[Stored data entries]
::::::::
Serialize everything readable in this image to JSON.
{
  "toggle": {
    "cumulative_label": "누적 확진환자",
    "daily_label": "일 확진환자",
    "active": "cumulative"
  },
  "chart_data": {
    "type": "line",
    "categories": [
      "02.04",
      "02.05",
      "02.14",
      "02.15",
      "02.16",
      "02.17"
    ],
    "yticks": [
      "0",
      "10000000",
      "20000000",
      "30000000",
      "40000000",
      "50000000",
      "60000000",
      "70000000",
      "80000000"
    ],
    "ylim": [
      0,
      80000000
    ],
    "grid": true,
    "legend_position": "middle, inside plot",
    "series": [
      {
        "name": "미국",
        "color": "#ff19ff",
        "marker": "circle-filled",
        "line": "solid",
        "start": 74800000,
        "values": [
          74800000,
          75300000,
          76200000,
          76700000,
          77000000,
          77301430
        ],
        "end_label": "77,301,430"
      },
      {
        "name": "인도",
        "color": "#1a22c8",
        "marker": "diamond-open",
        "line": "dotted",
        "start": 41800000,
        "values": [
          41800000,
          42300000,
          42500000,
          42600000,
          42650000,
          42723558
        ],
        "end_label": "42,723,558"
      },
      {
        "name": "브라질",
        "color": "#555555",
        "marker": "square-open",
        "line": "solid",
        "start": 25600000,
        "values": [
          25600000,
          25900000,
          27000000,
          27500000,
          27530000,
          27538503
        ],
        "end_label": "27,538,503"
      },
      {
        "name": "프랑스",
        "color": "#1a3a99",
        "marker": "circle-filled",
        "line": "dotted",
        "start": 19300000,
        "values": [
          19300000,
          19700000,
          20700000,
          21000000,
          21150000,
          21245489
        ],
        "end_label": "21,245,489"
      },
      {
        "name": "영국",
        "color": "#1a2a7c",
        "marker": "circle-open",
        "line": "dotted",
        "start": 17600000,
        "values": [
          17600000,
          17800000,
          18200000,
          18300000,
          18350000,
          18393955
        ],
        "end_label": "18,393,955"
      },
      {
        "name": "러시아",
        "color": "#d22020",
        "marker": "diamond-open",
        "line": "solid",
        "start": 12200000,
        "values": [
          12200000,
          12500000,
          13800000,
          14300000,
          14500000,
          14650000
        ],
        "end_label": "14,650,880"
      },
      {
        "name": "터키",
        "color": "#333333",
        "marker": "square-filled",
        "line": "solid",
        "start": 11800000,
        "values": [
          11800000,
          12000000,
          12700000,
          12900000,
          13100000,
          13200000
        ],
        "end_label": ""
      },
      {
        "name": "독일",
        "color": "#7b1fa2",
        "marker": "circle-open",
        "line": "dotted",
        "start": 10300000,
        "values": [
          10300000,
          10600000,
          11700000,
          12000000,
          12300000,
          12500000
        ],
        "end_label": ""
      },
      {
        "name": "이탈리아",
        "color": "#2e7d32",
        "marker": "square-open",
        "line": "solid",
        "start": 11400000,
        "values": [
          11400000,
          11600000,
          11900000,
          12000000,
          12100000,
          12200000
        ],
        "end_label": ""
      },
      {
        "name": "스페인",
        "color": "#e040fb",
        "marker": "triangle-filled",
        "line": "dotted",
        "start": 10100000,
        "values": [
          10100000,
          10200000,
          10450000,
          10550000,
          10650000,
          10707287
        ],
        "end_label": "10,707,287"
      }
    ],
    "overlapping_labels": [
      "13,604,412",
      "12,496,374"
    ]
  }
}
::::::::
From the first line to the last, retype the data exactly.

Serialize everything readable in this image to JSON.
{
  "toggle": {
    "cumulative_label": "누적 확진환자",
    "daily_label": "일 확진환자",
    "active": "cumulative"
  },
  "chart_data": {
    "type": "line",
    "categories": [
      "02.04",
      "02.05",
      "02.14",
      "02.15",
      "02.16",
      "02.17"
    ],
    "yticks": [
      "0",
      "10000000",
      "20000000",
      "30000000",
      "40000000",
      "50000000",
      "60000000",
      "70000000",
      "80000000"
    ],
    "ylim": [
      0,
      80000000
    ],
    "grid": true,
    "legend_position": "middle, inside plot",
    "series": [
      {
        "name": "미국",
        "color": "#ff19ff",
        "marker": "circle-filled",
        "line": "solid",
        "start": 74800000,
        "values": [
          74800000,
          75300000,
          76200000,
          76700000,
          77000000,
          77301430
        ],
        "end_label": "77,301,430"
      },
      {
        "name": "인도",
        "color": "#1a22c8",
        "marker": "diamond-open",
        "line": "dotted",
        "start": 41800000,
        "values": [
          41800000,
          42300000,
          42500000,
          42600000,
          42650000,
          42723558
        ],
        "end_label": "42,723,558"
      },
      {
        "name": "브라질",
        "color": "#555555",
        "marker": "square-open",
        "line": "solid",
        "start": 25600000,
        "values": [
          25600000,
          25900000,
          27000000,
          27500000,
          27530000,
          27538503
        ],
        "end_label": "27,538,503"
      },
      {
        "name": "프랑스",
        "color": "#1a3a99",
        "marker": "circle-filled",
        "line": "dotted",
        "start": 19300000,
        "values": [
          19300000,
          19700000,
          20700000,
          21000000,
          21150000,
          21245489
        ],
        "end_label": "21,245,489"
      },
      {
        "name": "영국",
        "color": "#1a2a7c",
        "marker": "circle-open",
        "line": "dotted",
        "start": 17600000,
        "values": [
          17600000,
          17800000,
          18200000,
          18300000,
          18350000,
          18393955
        ],
        "end_label": "18,393,955"
      },
      {
        "name": "러시아",
        "color": "#d22020",
        "marker": "diamond-open",
        "line": "solid",
        "start": 12200000,
        "values": [
          12200000,
          12500000,
          13800000,
          14300000,
          14500000,
          14650000
        ],
        "end_label": "14,650,880"
      },
      {
        "name": "터키",
        "color": "#333333",
        "marker": "square-filled",
        "line": "solid",
        "start": 11800000,
        "values": [
          11800000,
          12000000,
          12700000,
          12900000,
          13100000,
          13200000
        ],
        "end_label": ""
      },
      {
        "name": "독일",
        "color": "#7b1fa2",
        "marker": "circle-open",
        "line": "dotted",
        "start": 10300000,
        "values": [
          10300000,
          10600000,
          11700000,
          12000000,
          12300000,
          12500000
        ],
        "end_label": ""
      },
      {
        "name": "이탈리아",
        "color": "#2e7d32",
        "marker": "square-open",
        "line": "solid",
        "start": 11400000,
        "values": [
          11400000,
          11600000,
          11900000,
          12000000,
          12100000,
          12200000
        ],
        "end_label": ""
      },
      {
        "name": "스페인",
        "color": "#e040fb",
        "marker": "triangle-filled",
        "line": "dotted",
        "start": 10100000,
        "values": [
          10100000,
          10200000,
          10450000,
          10550000,
          10650000,
          10707287
        ],
        "end_label": "10,707,287"
      }
    ],
    "overlapping_labels": [
      "13,604,412",
      "12,496,374"
    ]
  }
}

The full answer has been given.